• _Required work_: Copy only the lines between the one containing "OCR this image." and the end of the records, both included, leaving out pictures.

• _Stored rows_:
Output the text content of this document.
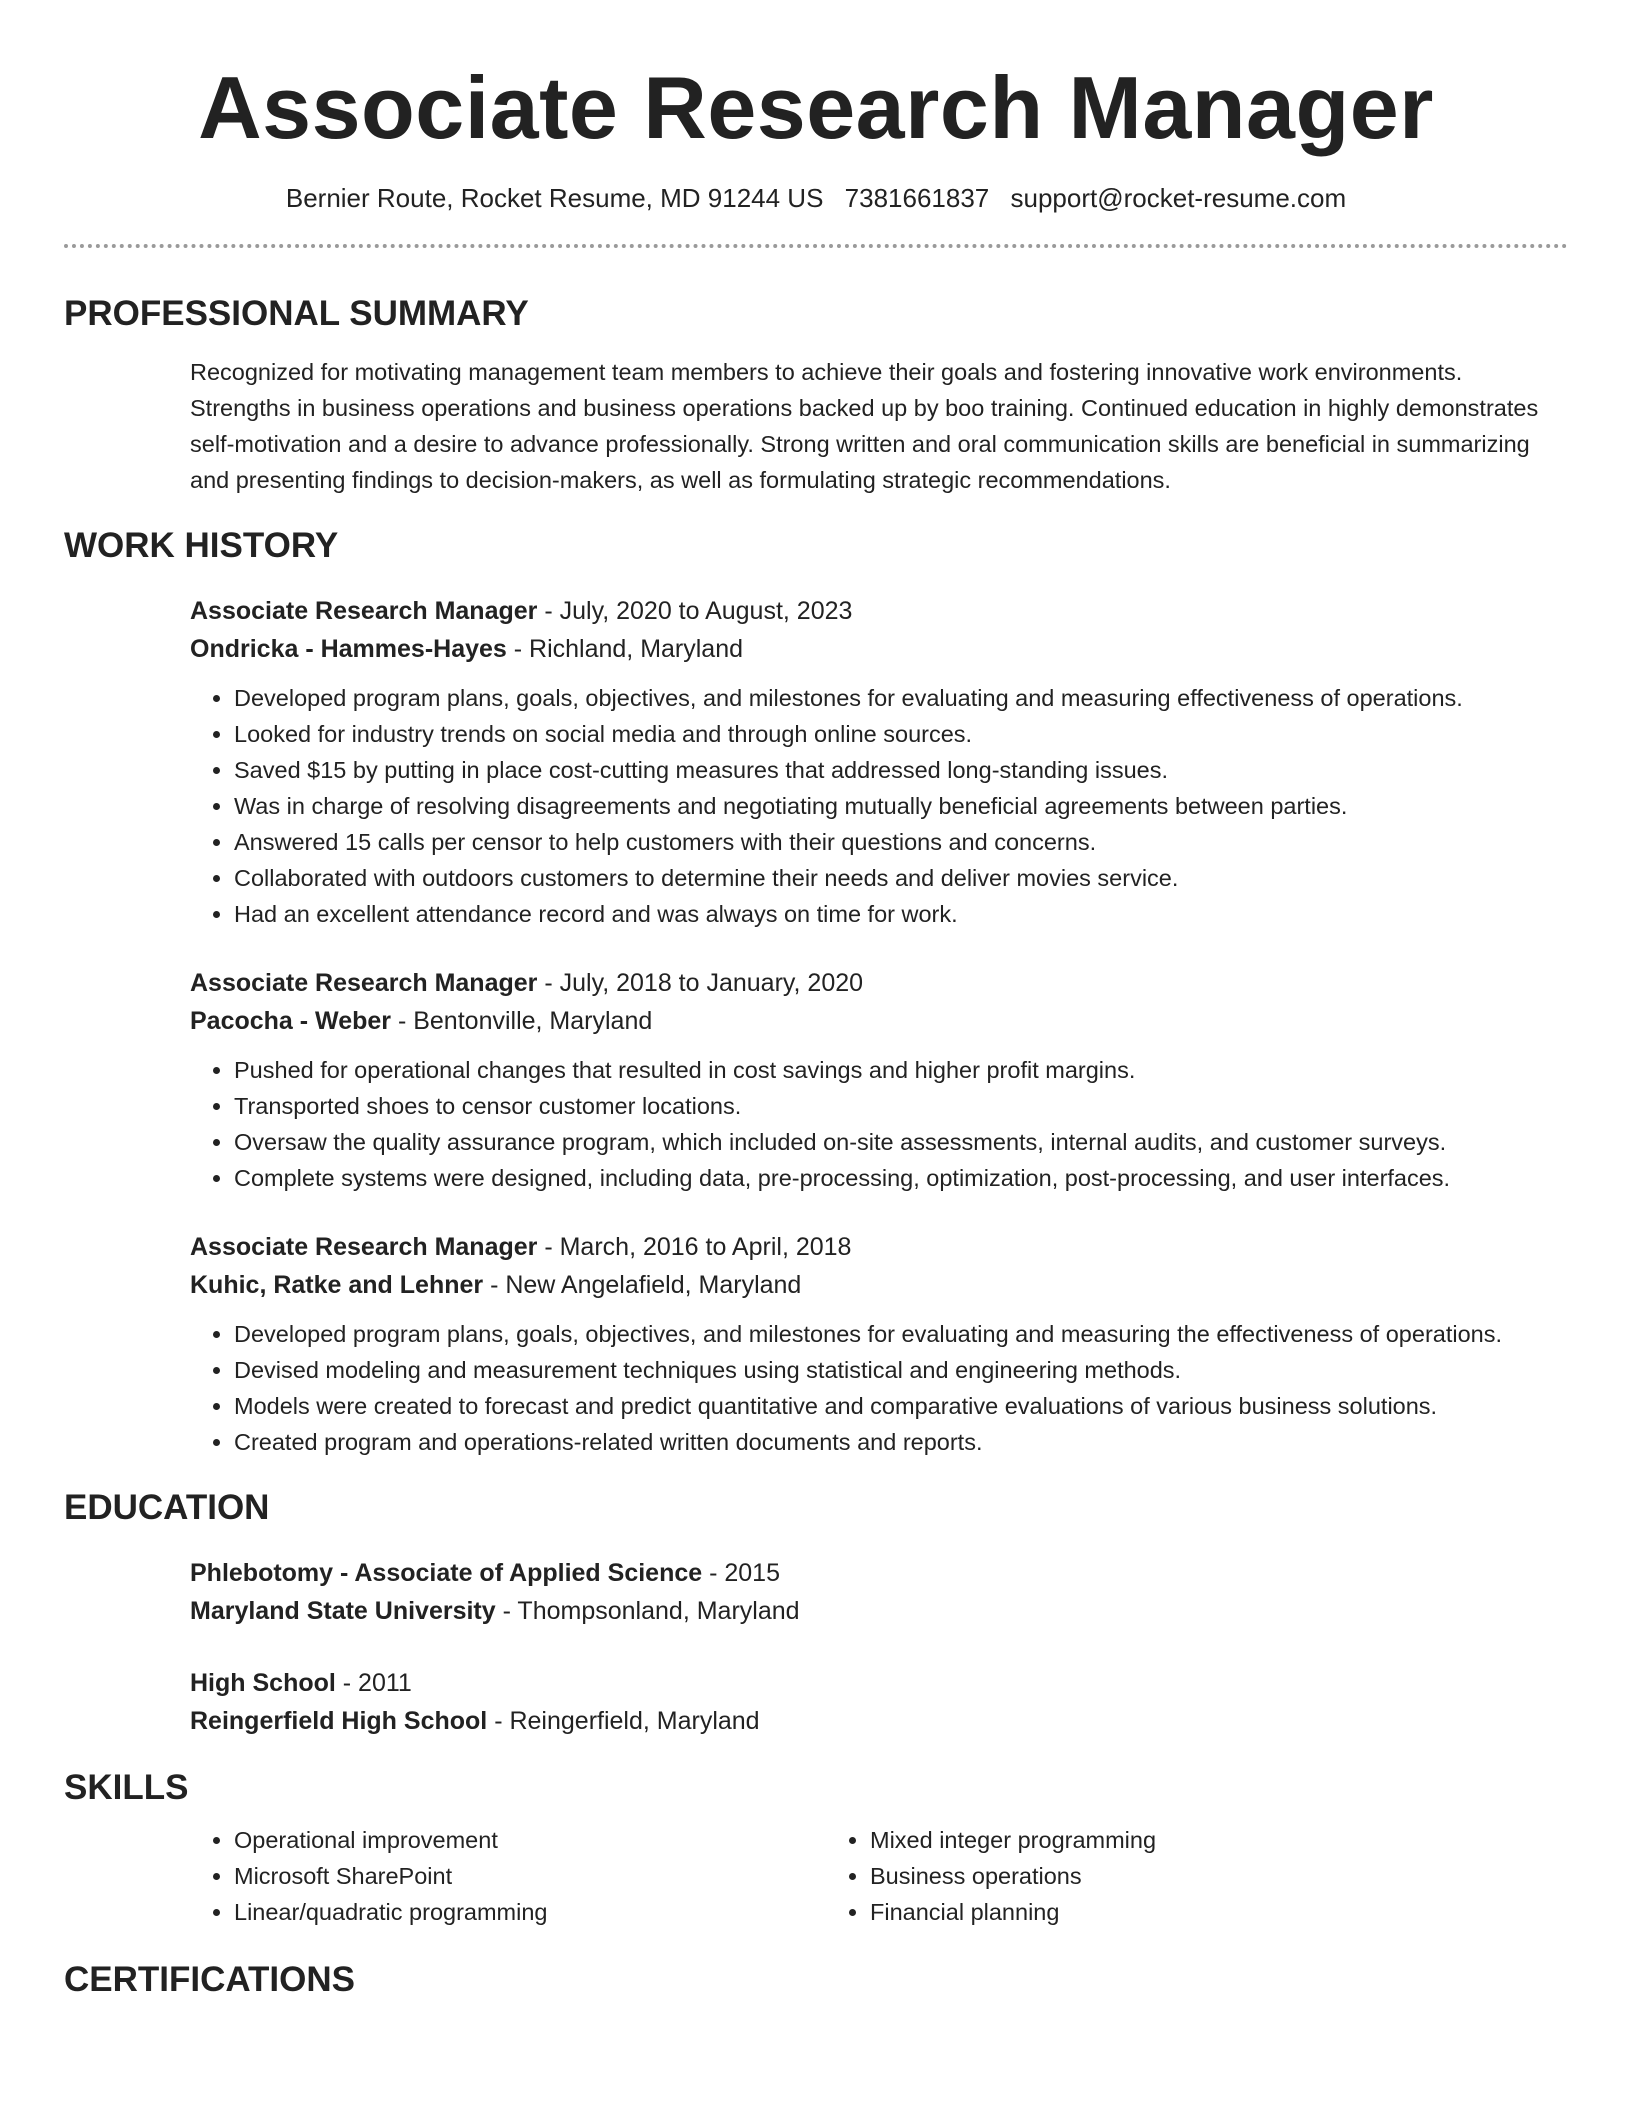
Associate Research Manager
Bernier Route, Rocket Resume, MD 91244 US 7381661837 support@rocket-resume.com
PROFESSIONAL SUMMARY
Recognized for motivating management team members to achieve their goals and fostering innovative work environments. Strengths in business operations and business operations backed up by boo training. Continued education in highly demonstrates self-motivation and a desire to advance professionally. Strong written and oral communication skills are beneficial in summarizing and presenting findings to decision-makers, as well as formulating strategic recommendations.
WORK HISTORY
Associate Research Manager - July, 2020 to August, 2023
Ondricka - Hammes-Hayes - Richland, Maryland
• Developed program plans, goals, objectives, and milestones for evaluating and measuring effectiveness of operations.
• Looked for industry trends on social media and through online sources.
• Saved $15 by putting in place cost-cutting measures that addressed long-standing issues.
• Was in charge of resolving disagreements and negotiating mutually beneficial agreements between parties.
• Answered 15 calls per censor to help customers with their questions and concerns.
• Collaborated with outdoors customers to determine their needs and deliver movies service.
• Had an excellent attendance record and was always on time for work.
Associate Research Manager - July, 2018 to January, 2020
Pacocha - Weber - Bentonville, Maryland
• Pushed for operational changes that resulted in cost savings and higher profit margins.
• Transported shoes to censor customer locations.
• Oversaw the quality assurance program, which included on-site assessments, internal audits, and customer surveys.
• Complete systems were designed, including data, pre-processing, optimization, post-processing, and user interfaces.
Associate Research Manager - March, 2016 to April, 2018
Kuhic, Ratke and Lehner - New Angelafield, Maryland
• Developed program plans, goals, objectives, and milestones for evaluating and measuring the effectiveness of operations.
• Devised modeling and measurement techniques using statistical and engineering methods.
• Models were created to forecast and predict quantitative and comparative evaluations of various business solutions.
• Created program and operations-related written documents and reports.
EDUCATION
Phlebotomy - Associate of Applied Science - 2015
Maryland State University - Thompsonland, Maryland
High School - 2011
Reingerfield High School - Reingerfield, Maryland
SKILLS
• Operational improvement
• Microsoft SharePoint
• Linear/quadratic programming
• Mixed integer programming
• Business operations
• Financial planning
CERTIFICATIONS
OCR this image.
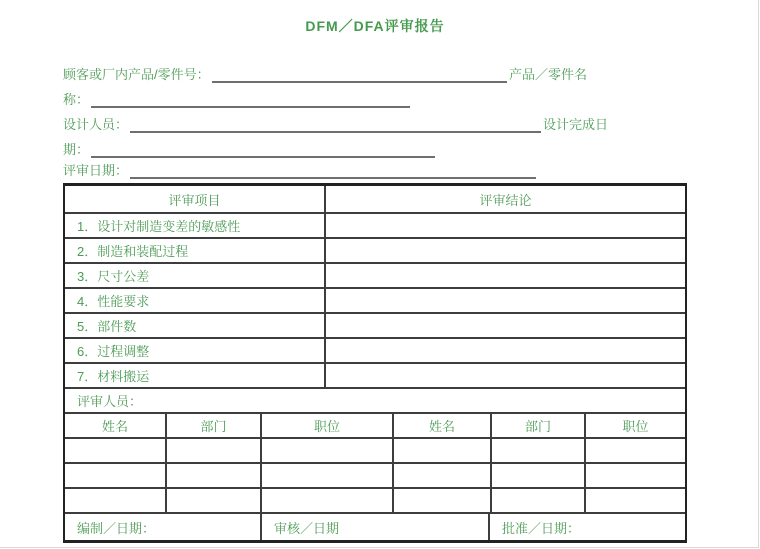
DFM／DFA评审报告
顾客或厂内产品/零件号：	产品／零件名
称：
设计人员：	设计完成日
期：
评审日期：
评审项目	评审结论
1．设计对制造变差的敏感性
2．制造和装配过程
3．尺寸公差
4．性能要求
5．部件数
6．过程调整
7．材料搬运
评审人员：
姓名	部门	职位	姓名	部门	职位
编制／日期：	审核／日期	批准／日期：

• _The result_:
OCR this image.
DFM／DFA评审报告
顾客或厂内产品/零件号：	产品／零件名
称：
设计人员：	设计完成日
期：
评审日期：
评审项目	评审结论
1．设计对制造变差的敏感性
2．制造和装配过程
3．尺寸公差
4．性能要求
5．部件数
6．过程调整
7．材料搬运
评审人员：
姓名	部门	职位	姓名	部门	职位
编制／日期：	审核／日期	批准／日期：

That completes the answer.